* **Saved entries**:
────────────────────
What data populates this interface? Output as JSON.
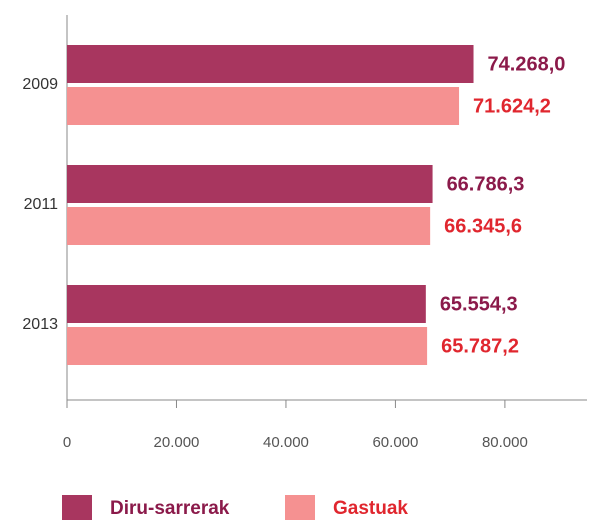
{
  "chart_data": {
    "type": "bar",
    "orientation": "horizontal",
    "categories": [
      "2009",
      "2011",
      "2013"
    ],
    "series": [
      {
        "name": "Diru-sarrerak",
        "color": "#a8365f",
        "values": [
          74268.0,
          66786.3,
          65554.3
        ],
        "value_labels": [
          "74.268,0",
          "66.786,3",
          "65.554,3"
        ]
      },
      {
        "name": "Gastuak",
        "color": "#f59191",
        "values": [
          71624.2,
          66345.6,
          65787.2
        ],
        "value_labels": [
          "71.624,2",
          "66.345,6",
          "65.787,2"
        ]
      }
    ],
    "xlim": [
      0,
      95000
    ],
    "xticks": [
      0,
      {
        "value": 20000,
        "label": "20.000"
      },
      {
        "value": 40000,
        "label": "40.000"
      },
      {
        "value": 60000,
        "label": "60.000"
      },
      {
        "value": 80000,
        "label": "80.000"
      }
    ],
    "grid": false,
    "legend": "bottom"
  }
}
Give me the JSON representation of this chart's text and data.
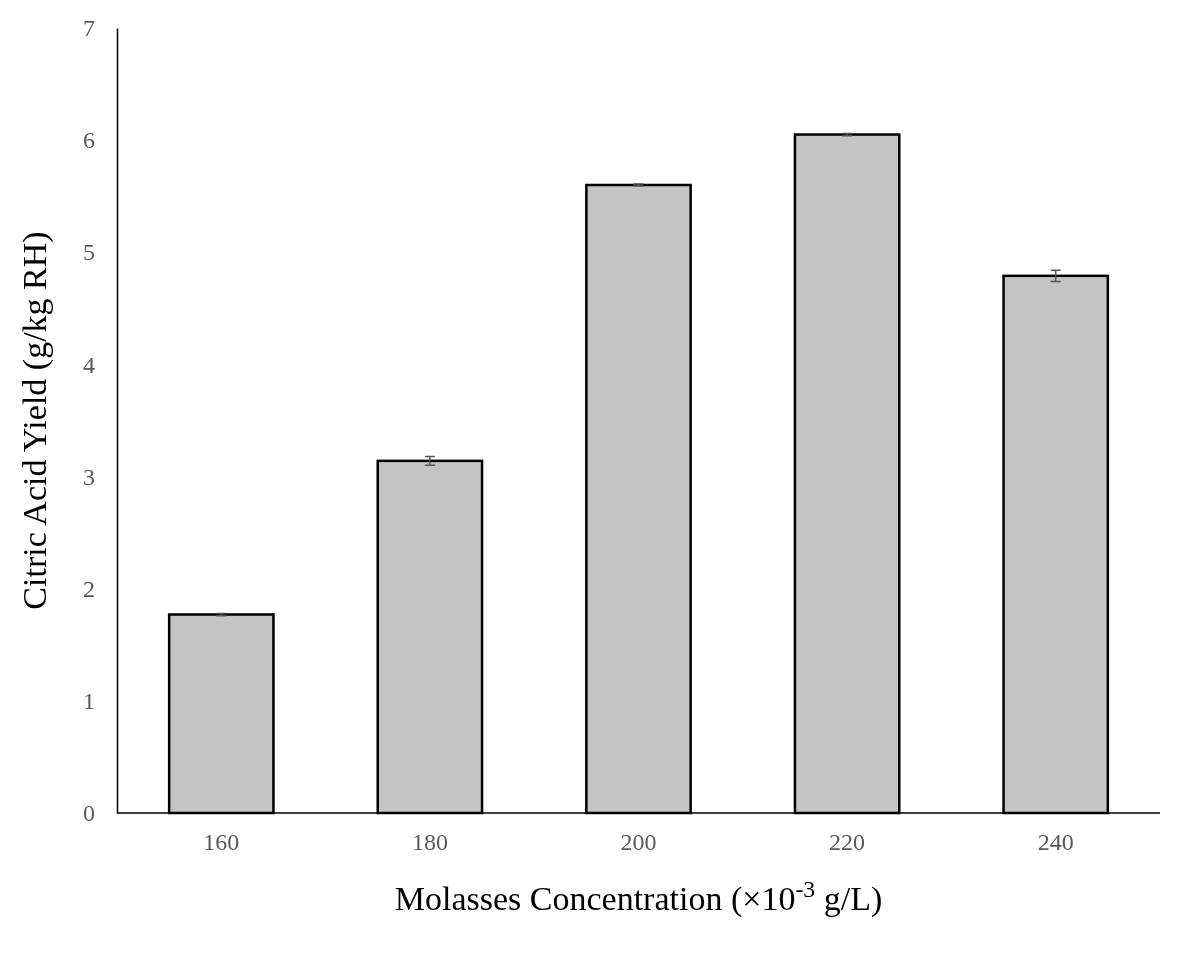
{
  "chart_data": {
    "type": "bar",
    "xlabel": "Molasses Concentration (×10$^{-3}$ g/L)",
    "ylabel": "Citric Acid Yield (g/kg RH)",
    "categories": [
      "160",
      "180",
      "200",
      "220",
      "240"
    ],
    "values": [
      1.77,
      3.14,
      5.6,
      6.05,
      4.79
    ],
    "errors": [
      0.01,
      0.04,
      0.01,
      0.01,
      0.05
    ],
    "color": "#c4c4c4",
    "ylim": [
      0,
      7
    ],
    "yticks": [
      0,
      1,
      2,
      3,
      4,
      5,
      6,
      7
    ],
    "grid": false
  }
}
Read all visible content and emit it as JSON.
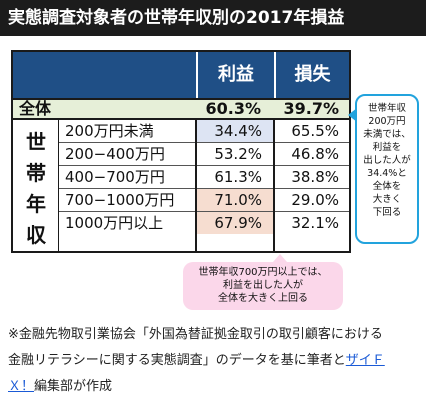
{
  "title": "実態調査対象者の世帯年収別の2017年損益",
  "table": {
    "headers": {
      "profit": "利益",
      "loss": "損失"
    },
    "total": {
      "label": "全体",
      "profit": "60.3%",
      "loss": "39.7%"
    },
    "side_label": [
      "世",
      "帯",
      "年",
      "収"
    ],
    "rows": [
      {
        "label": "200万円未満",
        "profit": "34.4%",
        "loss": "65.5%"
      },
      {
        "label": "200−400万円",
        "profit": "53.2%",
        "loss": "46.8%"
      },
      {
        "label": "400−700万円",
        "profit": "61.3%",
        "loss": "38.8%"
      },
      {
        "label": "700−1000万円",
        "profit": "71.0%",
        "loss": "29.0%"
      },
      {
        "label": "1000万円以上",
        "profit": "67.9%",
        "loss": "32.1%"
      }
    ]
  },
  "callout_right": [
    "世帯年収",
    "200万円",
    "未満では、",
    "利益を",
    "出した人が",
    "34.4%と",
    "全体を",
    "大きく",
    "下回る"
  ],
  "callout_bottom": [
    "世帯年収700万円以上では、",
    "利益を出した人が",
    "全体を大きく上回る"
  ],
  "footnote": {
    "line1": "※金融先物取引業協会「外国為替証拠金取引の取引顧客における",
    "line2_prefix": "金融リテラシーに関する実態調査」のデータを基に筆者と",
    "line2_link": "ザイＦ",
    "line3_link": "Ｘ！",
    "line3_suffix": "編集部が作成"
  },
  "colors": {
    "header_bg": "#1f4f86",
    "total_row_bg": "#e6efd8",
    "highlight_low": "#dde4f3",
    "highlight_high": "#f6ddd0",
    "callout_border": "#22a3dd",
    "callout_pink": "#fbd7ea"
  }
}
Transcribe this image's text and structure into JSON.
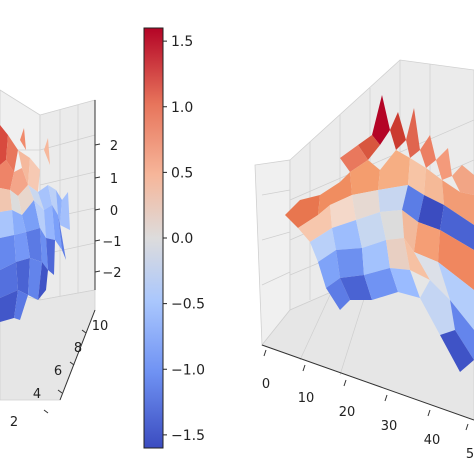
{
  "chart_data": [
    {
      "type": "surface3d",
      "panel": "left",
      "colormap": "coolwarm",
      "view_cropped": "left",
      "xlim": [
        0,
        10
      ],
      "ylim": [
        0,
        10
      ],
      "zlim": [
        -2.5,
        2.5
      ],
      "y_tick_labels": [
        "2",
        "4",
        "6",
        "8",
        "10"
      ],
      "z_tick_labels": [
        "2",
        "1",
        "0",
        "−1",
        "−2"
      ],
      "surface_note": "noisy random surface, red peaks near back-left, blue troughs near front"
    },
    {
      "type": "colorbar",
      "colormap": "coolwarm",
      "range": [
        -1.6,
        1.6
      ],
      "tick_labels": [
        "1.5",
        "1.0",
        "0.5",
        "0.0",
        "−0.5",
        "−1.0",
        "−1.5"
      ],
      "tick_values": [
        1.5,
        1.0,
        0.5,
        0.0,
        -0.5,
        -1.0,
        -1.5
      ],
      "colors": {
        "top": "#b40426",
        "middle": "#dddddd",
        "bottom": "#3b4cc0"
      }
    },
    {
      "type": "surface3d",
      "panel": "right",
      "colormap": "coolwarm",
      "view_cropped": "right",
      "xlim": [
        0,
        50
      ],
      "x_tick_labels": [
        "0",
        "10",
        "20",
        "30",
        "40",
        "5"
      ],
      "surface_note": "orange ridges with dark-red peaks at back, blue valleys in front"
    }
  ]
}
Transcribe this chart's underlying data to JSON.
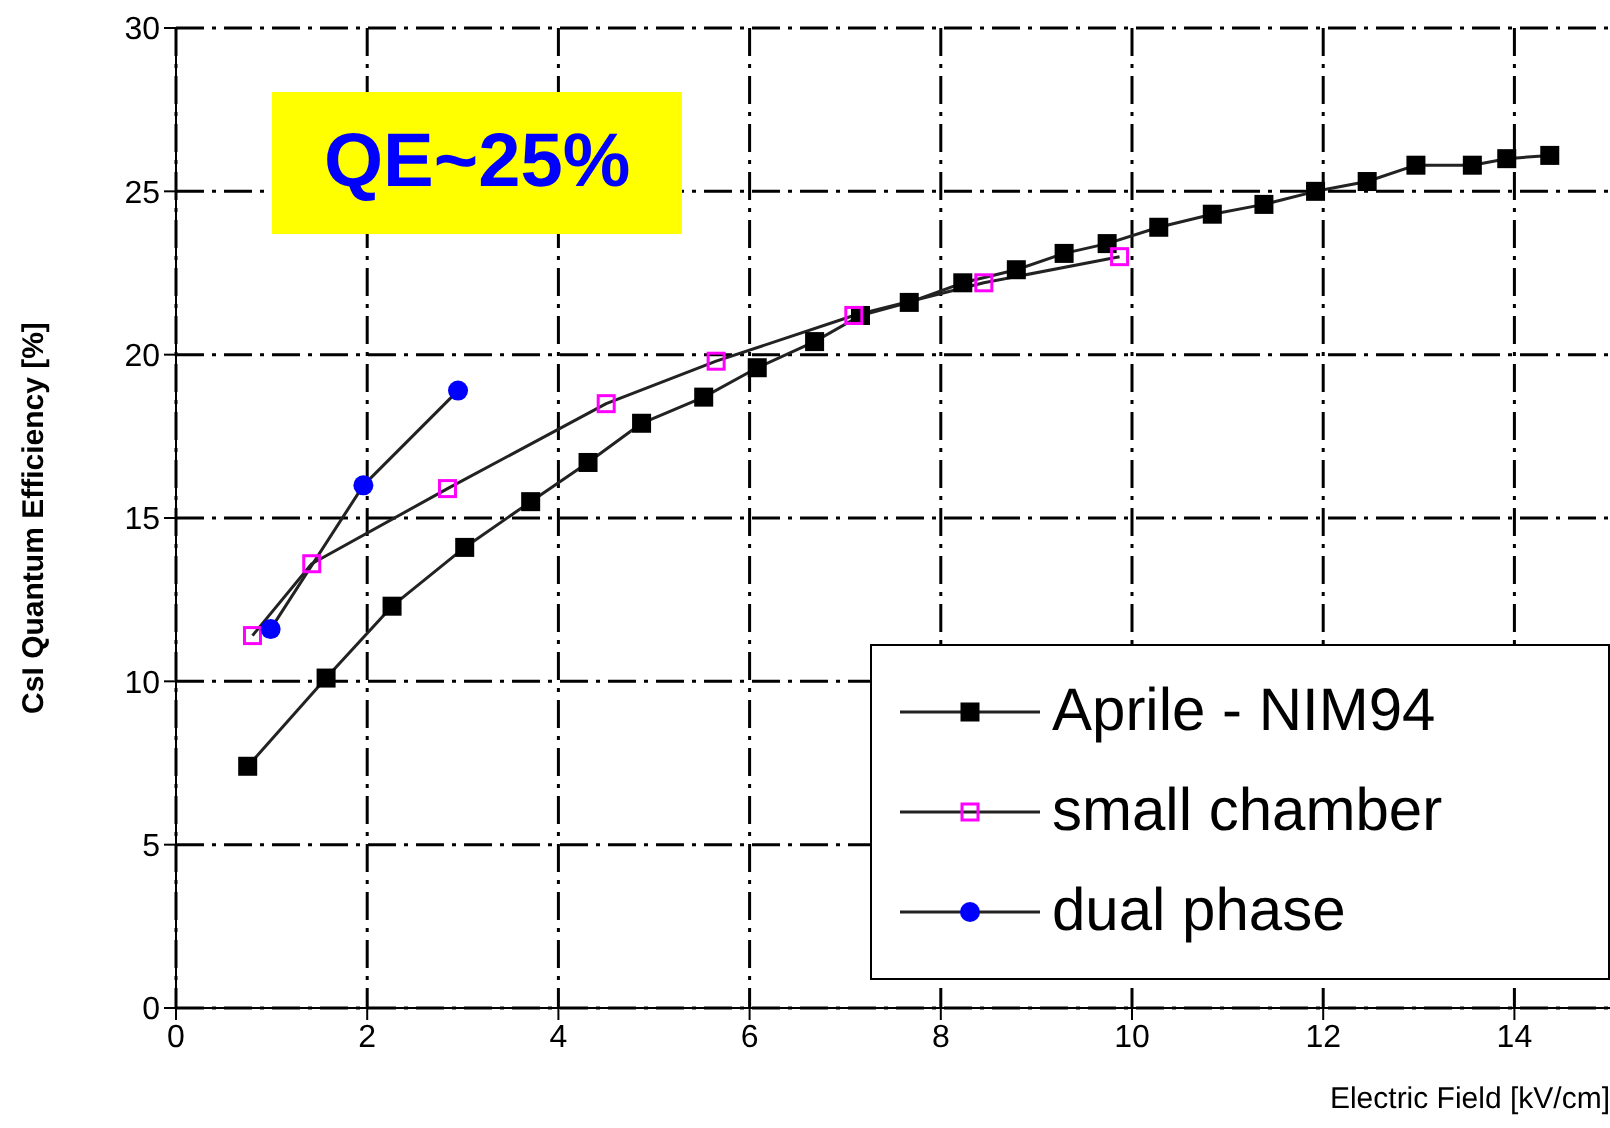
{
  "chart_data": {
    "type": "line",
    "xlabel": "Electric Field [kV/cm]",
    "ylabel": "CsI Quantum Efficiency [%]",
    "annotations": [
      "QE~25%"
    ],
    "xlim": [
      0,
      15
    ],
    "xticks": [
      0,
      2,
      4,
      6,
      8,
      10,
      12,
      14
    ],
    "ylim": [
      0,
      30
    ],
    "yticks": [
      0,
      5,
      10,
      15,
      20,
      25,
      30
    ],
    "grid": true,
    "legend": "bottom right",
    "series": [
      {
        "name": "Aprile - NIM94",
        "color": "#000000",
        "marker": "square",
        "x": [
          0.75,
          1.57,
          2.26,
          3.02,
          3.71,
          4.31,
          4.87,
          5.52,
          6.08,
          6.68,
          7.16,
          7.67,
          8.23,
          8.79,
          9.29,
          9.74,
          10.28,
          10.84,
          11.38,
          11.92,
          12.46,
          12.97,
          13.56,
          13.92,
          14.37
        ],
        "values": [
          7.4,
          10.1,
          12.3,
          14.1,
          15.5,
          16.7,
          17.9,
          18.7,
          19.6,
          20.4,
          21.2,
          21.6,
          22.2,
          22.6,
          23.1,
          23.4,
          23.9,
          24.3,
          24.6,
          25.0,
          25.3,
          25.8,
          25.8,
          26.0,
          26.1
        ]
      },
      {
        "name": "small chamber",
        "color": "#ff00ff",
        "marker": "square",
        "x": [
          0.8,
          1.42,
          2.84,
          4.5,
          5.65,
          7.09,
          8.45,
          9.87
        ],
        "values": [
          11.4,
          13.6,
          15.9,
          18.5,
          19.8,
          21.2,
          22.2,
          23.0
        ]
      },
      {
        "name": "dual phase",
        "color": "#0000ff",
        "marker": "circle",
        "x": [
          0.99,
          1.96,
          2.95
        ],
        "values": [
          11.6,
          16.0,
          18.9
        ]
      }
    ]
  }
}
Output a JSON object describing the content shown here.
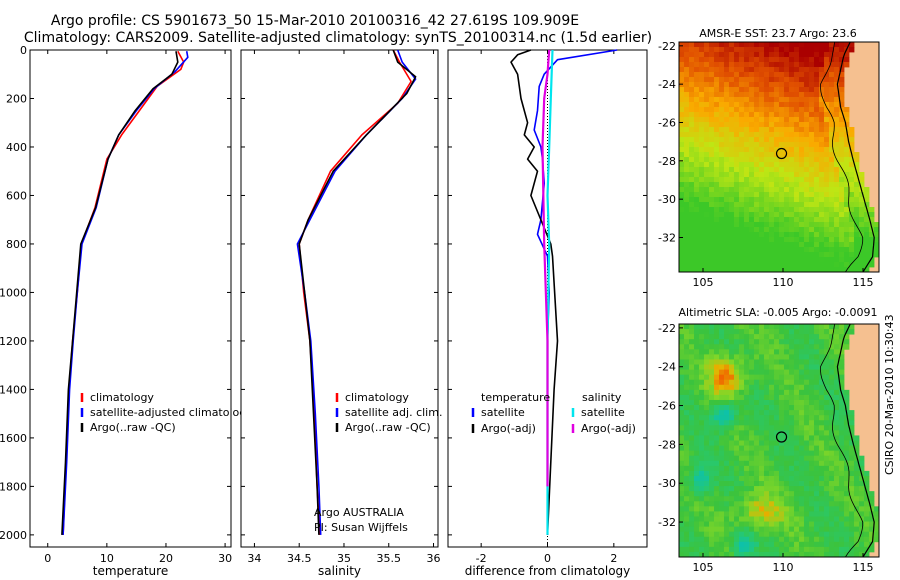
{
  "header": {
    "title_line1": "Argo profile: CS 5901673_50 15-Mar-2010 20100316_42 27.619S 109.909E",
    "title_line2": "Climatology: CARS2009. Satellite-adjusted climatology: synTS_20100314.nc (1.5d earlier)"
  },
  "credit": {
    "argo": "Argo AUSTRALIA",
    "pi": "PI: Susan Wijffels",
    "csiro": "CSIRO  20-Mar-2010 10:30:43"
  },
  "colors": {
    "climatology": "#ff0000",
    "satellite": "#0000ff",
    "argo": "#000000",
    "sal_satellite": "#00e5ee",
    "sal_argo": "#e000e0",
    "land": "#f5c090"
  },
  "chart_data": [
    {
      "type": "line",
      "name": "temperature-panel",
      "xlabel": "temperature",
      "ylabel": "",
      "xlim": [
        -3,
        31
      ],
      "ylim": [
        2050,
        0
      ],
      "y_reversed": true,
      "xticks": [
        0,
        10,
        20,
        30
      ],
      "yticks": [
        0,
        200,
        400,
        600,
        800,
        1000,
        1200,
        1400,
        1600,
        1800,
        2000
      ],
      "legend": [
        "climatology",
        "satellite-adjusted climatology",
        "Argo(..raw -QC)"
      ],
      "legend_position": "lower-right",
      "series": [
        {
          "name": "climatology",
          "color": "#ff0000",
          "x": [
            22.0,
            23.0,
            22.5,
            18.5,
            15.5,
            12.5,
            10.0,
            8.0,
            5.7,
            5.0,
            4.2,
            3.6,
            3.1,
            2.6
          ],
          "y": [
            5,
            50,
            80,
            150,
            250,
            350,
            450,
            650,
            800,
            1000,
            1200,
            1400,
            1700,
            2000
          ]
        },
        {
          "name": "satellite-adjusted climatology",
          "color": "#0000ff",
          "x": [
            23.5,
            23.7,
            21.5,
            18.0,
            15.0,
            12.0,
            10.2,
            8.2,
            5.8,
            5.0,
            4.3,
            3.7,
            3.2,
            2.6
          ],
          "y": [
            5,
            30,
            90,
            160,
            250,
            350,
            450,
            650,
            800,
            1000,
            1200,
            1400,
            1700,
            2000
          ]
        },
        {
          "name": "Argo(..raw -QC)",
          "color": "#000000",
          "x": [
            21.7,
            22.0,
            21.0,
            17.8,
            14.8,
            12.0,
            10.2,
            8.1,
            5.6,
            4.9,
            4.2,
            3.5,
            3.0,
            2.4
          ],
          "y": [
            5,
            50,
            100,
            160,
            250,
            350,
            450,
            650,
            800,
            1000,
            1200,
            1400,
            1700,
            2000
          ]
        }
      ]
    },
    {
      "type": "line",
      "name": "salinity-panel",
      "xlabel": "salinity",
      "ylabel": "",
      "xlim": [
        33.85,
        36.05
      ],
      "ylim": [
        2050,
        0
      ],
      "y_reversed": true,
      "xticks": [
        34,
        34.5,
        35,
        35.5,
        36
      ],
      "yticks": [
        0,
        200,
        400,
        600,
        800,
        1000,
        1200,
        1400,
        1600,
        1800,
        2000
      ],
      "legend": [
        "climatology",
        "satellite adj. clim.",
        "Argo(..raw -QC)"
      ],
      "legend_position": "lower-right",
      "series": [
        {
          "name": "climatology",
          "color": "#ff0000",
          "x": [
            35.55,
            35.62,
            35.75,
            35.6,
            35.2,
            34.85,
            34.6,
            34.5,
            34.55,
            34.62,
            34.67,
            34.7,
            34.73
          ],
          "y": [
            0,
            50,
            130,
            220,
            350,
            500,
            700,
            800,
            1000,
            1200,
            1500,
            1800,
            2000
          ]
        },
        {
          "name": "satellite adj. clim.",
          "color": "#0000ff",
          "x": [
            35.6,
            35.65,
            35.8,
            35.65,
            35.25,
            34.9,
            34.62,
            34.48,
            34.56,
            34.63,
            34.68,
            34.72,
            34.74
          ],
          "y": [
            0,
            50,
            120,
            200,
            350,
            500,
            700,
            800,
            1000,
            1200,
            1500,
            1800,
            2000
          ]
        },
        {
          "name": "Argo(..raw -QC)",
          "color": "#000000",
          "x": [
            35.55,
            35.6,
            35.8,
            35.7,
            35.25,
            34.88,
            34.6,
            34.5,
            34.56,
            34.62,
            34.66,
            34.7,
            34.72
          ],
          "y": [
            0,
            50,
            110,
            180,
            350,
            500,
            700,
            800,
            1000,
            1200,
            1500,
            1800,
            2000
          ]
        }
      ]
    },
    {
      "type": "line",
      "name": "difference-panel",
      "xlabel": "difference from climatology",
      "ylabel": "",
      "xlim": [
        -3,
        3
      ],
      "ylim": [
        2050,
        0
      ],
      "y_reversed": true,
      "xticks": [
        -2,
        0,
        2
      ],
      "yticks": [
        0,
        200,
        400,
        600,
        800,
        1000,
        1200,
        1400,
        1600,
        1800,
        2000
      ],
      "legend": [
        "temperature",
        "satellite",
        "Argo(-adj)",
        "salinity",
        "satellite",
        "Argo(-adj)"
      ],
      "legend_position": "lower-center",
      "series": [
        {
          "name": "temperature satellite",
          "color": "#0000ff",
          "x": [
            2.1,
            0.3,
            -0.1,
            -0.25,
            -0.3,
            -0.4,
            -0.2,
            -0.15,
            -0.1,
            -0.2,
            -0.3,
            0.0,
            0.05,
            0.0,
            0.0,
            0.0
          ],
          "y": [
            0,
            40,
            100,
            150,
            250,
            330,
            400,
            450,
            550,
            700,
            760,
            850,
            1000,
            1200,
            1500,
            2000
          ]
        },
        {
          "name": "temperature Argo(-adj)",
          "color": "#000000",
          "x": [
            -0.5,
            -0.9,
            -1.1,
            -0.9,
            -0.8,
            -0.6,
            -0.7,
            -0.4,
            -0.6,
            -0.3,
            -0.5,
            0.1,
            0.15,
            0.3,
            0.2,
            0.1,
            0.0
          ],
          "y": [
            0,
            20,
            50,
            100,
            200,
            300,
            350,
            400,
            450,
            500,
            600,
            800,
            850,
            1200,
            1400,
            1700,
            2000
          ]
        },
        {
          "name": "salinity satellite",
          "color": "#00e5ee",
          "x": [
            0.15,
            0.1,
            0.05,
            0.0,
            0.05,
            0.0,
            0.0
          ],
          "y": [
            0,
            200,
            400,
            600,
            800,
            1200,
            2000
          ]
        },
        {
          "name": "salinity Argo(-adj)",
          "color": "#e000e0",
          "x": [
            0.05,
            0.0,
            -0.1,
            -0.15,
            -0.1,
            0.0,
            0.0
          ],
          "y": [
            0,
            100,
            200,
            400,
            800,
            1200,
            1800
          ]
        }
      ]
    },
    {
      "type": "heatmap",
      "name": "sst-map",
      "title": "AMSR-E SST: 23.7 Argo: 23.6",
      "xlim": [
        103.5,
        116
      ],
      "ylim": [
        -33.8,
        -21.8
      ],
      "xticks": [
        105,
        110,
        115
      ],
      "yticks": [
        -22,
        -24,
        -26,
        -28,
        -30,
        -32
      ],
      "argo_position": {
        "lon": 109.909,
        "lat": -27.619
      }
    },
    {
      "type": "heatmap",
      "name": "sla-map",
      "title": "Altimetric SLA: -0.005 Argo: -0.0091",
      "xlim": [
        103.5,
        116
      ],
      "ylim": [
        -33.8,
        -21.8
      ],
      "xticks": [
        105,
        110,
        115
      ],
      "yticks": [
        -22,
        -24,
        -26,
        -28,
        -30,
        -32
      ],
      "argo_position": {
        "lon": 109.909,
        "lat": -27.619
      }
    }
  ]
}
────────────────────
* **Written exercise**: Find the string "peaks" in the records, then copy each line where it occurs.

* **Full solution**:
      "surface_note": "noisy random surface, red peaks near back-left, blue troughs near front"
      "surface_note": "orange ridges with dark-red peaks at back, blue valleys in front"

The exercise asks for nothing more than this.